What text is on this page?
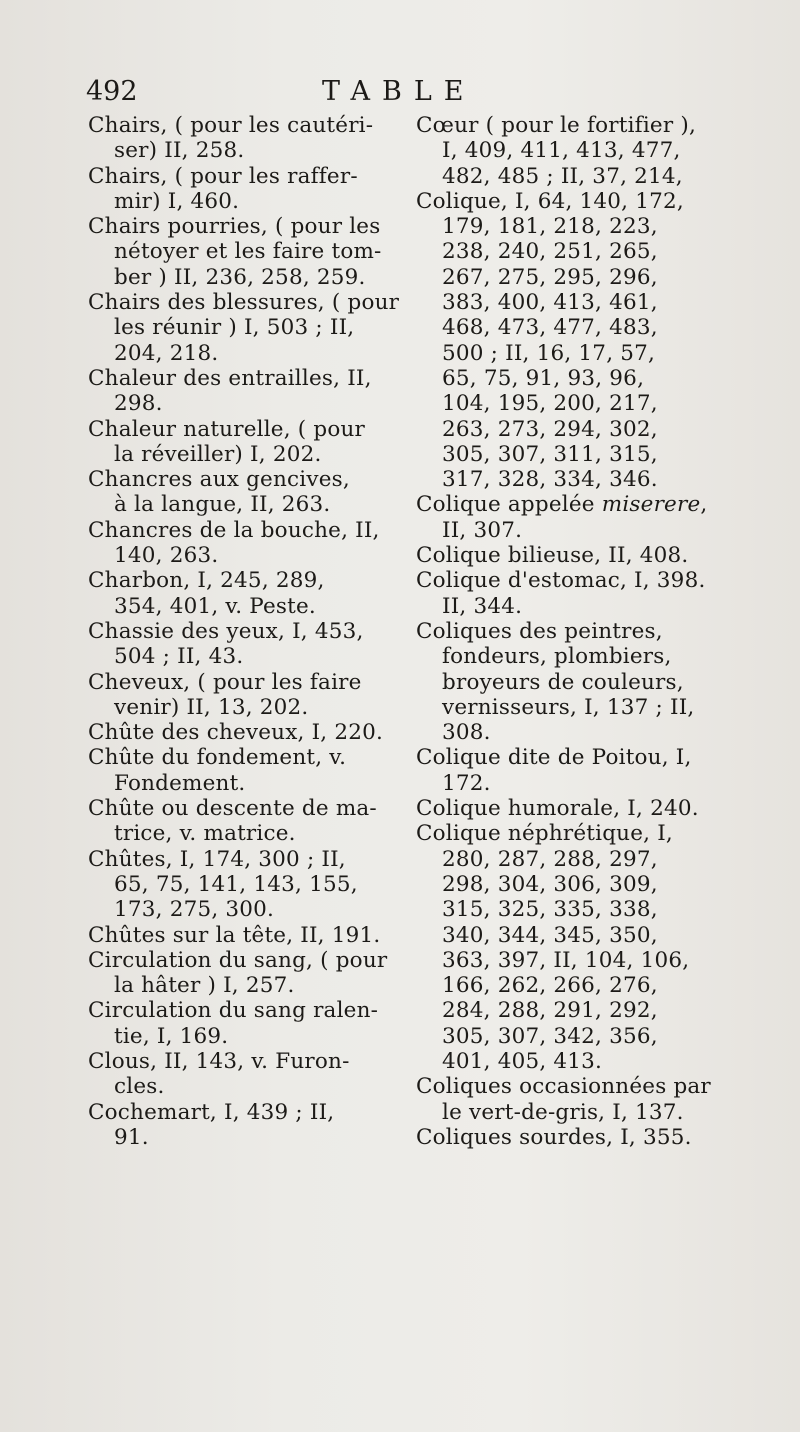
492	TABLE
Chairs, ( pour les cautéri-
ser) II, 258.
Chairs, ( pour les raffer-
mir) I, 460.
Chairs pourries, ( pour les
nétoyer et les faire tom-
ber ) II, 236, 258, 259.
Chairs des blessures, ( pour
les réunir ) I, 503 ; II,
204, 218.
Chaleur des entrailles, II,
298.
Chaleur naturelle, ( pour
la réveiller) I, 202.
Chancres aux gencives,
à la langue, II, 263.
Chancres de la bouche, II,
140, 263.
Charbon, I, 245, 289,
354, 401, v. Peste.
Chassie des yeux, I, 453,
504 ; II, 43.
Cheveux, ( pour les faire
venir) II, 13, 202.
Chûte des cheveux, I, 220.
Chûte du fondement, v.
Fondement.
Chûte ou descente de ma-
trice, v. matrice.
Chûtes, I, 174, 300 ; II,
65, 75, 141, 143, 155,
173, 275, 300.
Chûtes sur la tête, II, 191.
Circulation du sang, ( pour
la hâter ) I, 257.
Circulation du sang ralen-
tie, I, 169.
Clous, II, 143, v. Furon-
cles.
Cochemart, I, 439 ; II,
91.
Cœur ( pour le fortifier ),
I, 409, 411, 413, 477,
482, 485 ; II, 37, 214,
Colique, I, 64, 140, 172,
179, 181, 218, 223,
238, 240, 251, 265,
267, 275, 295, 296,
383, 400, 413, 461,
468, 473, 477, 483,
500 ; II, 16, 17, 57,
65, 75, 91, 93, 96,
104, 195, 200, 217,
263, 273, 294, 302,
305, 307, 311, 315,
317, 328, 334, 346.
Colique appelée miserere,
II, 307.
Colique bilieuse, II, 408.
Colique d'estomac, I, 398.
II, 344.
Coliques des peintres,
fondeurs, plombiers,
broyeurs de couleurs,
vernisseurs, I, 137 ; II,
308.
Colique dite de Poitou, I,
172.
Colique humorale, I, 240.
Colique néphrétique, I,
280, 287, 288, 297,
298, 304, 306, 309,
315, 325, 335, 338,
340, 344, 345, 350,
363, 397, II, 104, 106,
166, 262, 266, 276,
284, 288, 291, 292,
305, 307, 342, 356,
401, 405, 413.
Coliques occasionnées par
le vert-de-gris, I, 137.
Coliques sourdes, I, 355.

* * *

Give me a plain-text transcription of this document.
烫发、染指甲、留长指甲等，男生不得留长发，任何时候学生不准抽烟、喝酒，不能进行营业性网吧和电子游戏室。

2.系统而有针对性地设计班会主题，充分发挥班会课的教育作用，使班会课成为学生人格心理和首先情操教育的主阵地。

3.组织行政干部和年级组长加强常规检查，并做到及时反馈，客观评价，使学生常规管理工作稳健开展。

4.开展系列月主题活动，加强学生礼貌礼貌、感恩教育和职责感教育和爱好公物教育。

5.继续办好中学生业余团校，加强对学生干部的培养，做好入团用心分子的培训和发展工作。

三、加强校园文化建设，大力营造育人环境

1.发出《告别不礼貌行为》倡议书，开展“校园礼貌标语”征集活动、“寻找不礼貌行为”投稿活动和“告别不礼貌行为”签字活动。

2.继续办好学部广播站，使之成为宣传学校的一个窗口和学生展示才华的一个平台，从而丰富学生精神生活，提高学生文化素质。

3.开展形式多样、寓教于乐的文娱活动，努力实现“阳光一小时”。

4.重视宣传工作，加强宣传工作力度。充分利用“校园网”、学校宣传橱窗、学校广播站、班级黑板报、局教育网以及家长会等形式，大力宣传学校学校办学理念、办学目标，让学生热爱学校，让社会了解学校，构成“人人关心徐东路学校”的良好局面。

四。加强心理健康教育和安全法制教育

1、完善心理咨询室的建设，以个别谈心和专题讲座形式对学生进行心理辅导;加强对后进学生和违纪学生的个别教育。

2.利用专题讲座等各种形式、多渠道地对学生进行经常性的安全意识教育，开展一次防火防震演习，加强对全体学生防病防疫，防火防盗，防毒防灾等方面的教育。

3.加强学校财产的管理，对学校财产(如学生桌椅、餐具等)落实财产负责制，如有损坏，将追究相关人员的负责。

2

## [WHAT NEEDS TO BE DONE]
In the entries above, how many lines contain the word "Circulation"? Answer with the number only.

## [TASK SOLUTION]
2